■ Data extract ■
****
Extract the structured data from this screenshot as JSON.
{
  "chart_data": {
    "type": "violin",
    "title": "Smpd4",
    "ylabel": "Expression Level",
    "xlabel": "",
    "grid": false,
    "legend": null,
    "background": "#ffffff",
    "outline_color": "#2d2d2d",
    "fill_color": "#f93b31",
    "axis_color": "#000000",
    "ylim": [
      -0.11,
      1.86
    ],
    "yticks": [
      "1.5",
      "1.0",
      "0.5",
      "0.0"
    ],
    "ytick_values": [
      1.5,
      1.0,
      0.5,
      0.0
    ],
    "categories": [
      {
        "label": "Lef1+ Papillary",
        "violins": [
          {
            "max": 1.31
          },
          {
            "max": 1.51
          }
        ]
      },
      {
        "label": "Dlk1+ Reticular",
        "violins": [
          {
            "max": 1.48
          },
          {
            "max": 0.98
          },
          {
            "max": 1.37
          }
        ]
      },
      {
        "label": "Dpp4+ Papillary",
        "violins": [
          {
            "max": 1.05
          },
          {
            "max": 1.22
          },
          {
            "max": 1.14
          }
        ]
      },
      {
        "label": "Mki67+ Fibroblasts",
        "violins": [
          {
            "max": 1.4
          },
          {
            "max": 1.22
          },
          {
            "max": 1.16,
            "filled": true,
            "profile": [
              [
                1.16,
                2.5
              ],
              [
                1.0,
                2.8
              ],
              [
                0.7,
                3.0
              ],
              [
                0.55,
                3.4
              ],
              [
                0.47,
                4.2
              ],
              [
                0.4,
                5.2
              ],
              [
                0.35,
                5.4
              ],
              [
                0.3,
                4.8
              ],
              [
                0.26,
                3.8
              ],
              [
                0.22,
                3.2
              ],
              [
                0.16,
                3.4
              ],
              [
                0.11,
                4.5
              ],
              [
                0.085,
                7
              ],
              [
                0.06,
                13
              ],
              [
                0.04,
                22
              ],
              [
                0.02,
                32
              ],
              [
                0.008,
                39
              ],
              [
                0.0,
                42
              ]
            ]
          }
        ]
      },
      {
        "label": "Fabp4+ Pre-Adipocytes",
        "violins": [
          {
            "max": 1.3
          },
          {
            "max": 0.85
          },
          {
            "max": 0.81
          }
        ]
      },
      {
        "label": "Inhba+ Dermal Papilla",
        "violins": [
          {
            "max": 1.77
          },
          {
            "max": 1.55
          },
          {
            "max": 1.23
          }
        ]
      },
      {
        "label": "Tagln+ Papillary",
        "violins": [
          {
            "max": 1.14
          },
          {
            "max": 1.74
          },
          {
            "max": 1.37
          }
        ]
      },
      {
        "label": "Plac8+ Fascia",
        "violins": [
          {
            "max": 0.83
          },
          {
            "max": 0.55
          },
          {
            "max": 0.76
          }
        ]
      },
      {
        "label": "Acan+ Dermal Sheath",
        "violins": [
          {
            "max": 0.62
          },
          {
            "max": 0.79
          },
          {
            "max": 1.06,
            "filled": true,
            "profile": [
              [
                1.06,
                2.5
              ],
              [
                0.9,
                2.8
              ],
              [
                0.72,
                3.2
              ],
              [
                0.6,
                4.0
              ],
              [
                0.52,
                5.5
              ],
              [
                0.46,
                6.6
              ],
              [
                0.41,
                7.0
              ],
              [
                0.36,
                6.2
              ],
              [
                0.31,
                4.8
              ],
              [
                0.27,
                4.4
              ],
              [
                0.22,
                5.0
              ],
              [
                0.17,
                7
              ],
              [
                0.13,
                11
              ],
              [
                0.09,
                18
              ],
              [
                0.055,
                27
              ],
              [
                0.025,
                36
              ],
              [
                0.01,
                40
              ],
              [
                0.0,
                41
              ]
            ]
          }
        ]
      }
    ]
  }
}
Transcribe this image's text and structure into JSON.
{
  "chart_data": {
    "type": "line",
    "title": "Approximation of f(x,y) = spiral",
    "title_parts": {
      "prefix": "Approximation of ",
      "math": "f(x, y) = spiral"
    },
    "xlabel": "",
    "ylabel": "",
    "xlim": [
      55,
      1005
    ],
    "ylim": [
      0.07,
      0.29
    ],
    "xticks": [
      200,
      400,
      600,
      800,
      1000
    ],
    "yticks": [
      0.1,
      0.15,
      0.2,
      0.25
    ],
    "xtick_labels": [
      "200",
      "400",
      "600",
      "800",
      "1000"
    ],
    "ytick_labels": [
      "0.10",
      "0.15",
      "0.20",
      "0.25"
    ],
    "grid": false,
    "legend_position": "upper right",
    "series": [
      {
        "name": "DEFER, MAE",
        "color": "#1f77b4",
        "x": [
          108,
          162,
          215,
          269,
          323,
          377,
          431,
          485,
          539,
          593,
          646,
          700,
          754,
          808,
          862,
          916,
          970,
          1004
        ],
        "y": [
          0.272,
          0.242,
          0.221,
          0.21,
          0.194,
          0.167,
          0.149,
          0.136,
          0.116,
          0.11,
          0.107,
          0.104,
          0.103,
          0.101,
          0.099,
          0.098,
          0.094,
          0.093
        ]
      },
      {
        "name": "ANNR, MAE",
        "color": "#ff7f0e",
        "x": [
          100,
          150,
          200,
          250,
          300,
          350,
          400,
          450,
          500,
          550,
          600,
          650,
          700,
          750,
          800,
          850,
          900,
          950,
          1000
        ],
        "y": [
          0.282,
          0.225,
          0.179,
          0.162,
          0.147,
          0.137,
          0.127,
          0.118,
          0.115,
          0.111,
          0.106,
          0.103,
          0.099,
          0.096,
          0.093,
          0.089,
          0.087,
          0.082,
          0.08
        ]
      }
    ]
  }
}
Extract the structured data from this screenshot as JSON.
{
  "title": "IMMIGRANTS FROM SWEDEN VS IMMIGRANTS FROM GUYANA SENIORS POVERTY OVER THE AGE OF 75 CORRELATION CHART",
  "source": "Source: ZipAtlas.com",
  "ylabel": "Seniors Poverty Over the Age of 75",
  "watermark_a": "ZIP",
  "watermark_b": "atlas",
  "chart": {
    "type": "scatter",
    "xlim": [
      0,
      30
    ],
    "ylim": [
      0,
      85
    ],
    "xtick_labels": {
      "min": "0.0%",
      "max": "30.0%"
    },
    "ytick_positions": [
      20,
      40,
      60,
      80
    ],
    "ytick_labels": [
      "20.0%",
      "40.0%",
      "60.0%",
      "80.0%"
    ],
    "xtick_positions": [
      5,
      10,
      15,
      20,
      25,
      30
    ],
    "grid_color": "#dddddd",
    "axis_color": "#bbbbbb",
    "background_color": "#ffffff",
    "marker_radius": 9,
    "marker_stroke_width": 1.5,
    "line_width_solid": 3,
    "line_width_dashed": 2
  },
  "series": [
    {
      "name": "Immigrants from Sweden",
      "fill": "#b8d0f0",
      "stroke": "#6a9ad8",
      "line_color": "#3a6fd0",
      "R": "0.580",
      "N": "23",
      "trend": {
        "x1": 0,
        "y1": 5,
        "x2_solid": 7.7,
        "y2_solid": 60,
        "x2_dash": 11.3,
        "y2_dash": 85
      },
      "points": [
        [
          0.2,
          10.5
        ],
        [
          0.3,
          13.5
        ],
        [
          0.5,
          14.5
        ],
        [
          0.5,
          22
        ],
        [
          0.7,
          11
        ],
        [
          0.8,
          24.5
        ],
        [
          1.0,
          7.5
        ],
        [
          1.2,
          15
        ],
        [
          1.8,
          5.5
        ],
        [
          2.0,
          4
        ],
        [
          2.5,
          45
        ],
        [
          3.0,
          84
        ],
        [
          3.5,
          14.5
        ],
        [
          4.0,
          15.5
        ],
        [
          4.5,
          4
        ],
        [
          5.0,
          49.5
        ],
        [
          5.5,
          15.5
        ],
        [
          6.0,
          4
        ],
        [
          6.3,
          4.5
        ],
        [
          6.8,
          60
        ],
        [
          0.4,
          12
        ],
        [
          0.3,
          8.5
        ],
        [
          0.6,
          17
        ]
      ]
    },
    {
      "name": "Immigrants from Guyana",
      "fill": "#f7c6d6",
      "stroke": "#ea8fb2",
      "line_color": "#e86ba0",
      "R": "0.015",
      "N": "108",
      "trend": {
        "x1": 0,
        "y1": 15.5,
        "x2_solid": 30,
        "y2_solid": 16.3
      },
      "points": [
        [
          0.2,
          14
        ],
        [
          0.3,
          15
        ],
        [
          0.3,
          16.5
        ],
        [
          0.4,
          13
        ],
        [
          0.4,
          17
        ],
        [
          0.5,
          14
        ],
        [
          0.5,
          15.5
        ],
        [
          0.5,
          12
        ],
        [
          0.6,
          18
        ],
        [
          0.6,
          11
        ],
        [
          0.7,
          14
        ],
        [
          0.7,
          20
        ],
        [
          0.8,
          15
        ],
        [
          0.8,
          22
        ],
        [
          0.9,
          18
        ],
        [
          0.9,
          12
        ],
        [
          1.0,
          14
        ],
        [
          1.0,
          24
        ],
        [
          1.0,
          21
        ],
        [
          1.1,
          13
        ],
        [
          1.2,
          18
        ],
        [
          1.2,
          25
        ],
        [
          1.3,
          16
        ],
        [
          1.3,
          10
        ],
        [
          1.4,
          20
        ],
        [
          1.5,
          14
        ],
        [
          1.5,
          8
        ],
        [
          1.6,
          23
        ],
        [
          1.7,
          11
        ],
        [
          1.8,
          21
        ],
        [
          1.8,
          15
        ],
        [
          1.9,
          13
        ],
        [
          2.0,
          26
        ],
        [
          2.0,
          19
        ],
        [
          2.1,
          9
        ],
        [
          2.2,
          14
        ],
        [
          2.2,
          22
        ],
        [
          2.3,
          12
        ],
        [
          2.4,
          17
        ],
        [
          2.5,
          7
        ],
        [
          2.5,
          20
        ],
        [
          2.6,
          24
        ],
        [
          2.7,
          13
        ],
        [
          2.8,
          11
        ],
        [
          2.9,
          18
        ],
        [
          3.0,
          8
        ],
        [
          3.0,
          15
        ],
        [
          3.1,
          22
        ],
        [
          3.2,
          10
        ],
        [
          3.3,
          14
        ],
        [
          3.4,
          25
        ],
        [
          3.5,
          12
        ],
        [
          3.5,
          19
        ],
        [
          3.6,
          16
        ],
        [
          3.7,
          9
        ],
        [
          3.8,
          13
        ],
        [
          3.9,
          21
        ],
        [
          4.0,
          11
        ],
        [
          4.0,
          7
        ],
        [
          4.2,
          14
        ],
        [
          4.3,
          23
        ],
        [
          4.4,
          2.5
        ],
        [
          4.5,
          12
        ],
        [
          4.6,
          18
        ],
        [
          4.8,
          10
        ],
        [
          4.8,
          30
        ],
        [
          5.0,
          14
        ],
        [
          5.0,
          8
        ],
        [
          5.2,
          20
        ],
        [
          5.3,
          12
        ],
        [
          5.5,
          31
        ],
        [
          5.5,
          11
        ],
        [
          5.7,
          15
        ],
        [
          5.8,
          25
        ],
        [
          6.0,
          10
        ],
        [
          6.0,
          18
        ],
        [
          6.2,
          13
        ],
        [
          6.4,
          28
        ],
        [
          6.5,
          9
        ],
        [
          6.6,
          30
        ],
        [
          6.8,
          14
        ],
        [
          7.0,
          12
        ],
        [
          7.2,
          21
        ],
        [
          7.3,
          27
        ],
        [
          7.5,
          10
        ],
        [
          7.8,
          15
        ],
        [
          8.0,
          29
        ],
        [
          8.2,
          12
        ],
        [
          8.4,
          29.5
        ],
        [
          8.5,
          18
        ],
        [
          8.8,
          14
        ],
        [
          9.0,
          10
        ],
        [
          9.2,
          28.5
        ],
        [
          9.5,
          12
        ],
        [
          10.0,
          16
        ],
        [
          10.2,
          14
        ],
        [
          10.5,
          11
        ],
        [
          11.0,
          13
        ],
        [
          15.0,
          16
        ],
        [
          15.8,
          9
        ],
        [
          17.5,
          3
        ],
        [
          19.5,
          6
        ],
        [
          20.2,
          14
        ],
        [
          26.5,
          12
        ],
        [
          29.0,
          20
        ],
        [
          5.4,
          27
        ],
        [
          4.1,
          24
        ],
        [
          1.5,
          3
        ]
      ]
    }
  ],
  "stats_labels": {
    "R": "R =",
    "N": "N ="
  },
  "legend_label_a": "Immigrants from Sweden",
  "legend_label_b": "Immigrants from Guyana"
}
****
In the data above, how many lines contain the string "Dermal"? Answer with the number only.

2